L'ÉCOLE SUPÉRIEURE DE GUERRE DANS LES ANNÉES 1967-1969
En 1976, le général d'armée
USUREAU, ancien commandant de l'École supérieure de guerre, a rappelé, dans les
actes du Colloque du Centenaire de l’ESG 1876-1976, l’évolution donnée à
l’enseignement sous son commandement.
En prenant en septembre 1967 le commandement de l'École,
six ans après y avoir été professeur pendant quelques mois, et douze ans après
y avoir été stagiaire, j'ai noté les cinq points caractéristiques suivants :
1) Une ouverture très élargie sur l'extérieur, dans
l'enseignement général non militaire.
2) Une emprise accentuée de la pédagogie, des sciences humaines,
et surtout de la méthode de raisonnement.
3) La persistance d'études développées sur la guerre
insurrectionnelle et la guérilla, mais transposées en partie dans la Défense opérationnelle
du territoire (DOT).
4) Une doctrine tactique en pleine recherche,
inconfortablement assise, par la force des choses, entre deux chaises, qu'il
s'agisse du conventionnel et du nucléaire, ou des structures des grandes
unités. Il en résultait une certaine confusion qui empêchait la nette
formulation d'une doctrine de tactique générale.
5) Un cours d'histoire trop limité au récit détaillé de
batailles ou de combats divers ; l'absence d'ouvertures sérieuses sur la
géopolitique ; le silence sur la stratégie.
Tels sont les cinq points que je veux évoquer. Je passerai
rapidement sur les trois premiers, pour m'étendre davantage sur les deux
derniers.
1 - Ouverture sur
l'extérieur, dans l'enseignement militaire général non militaire.
Cette ouverture était naturelle, en raison du développement
rapide de sciences et de techniques nouvelles dans les domaines les plus
divers. Il ne s'agissait pas seulement de satisfaire la curiosité
intellectuelle et d'élargir la culture générale d'officiers sélectionnés,
destinés à constituer une élite, mais aussi de leur faciliter l'accès à des
travaux d'état-major où de telles connaissances avaient désormais leur place.
Il fallait aussi, dans une France où le prestige de l'armée perdait de son
éclat, porter d'autant plus haut l'image de marque d'officiers appelés à se
frotter de plus en plus avec les autres élites civiles, et par là favoriser le
rayonnement de la pensée militaire portée par ces officiers.
C'est en raison de tels critères que ces activités
d'enseignement général, qui risquaient un peu de proliférer, furent alors
canalisées et rationalisées en mettant l'accent sur les plus rentables d'entre
elles, par exemple : l'informatique, la prospective, la recherche
opérationnelle, le budget, l'économie, l'extension à toute l'École de
commissions semblables à celle qui fonctionnait déjà avec le Conseil national
du patronat français (CNPF), etc. D'autres activités, en revanche, durent être
supprimées, par exemple le pensum de « la thèse ».
2 - Pédagogie et
méthode de raisonnement.
La pédagogie, en tant qu'application des sciences humaines,
et la méthode de raisonnement tactique enseignée à l'École supérieure de
guerre, imposaient un véritable carcan aux études tactiques.

### [DONNÉES À TRAITER]
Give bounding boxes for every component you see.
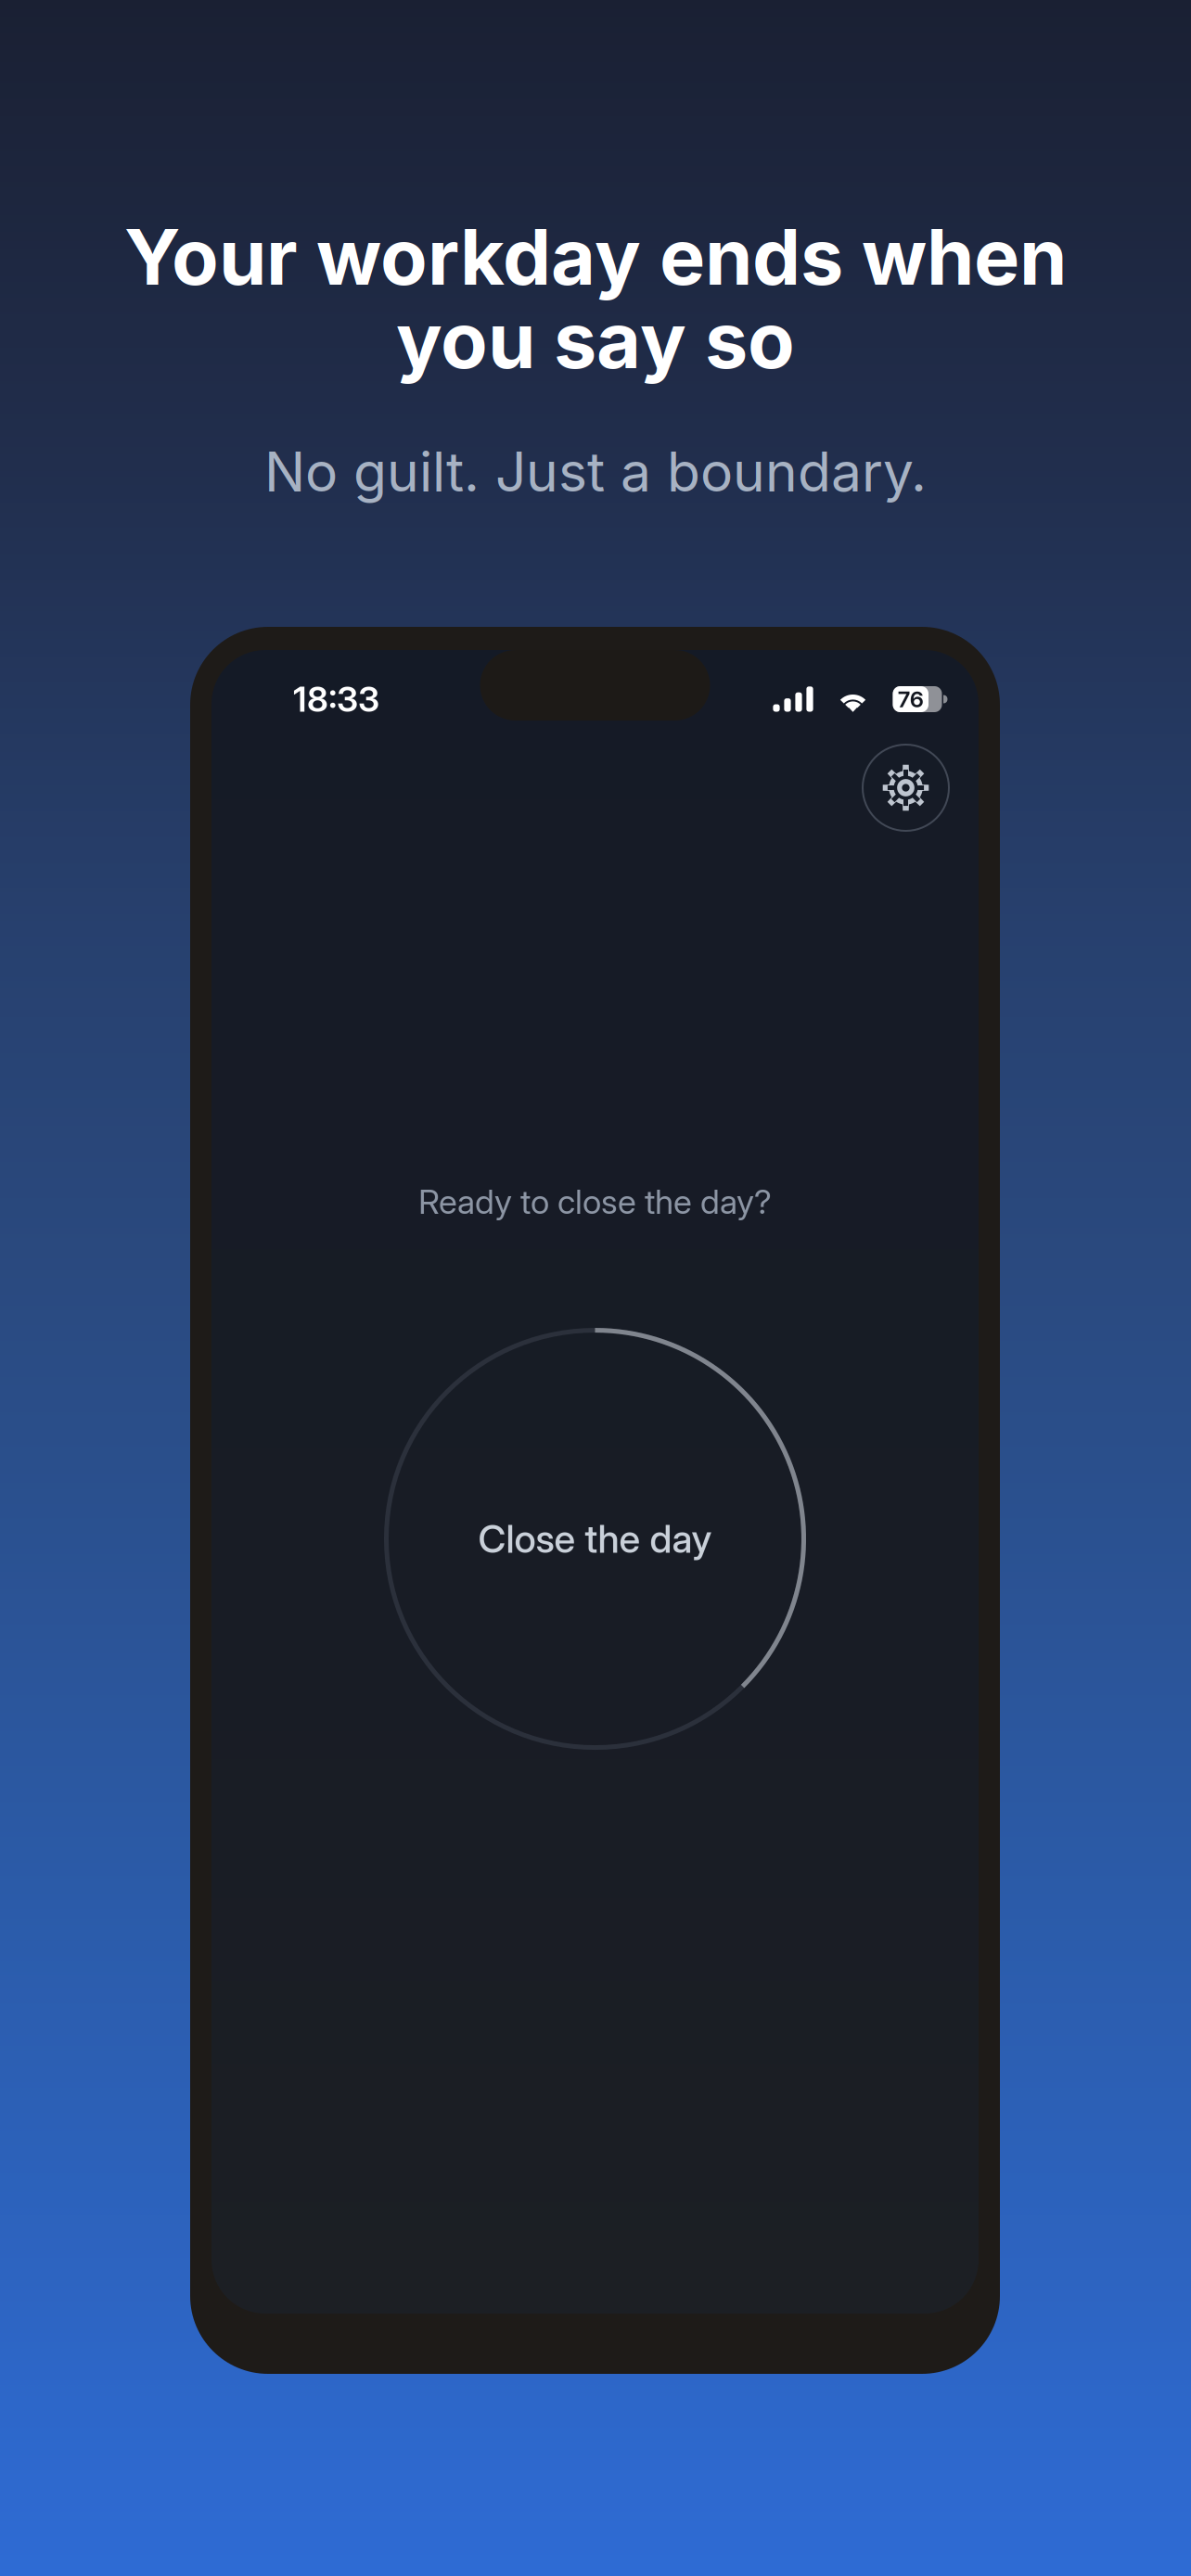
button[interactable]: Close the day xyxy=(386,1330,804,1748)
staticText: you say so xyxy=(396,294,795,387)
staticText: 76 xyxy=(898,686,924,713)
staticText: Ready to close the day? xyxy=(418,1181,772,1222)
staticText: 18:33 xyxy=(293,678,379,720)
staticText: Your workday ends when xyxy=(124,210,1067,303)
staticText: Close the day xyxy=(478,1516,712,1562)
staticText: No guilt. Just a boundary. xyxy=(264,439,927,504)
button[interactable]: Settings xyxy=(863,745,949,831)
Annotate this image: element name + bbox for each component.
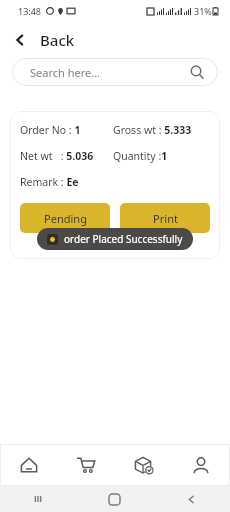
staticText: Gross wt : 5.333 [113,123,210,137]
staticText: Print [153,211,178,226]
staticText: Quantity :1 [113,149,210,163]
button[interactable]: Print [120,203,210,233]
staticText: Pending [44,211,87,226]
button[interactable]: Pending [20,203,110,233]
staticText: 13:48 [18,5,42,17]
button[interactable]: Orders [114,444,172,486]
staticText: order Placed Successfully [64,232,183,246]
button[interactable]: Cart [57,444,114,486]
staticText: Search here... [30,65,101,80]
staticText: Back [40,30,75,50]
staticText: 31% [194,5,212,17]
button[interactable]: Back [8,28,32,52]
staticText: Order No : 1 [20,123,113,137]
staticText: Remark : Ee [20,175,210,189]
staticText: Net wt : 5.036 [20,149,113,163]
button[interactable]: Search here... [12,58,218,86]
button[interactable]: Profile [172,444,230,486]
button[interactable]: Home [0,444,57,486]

### [À FAIRE]
**a)** D'après l'extrait, à quelle date le général d'armée Usureau a-t-il pris le commandement de l'École supérieure de guerre ?
**b)** Recopiez à l'identique, parmi les lignes de données, tout ce qui va de la ligne contenant « button[interactable]: Close the » jusqu'à la ligne contenant « staticText: Close the », ces deux lignes comprises.
L'extrait et les lignes de données sont deux ensembles indépendants l'un de l'autre.

### [LES SOLUTIONS]
**a)** En septembre 1967.

**b)**
button[interactable]: Close the day xyxy=(386,1330,804,1748)
staticText: you say so xyxy=(396,294,795,387)
staticText: 76 xyxy=(898,686,924,713)
staticText: Ready to close the day? xyxy=(418,1181,772,1222)
staticText: 18:33 xyxy=(293,678,379,720)
staticText: Your workday ends when xyxy=(124,210,1067,303)
staticText: Close the day xyxy=(478,1516,712,1562)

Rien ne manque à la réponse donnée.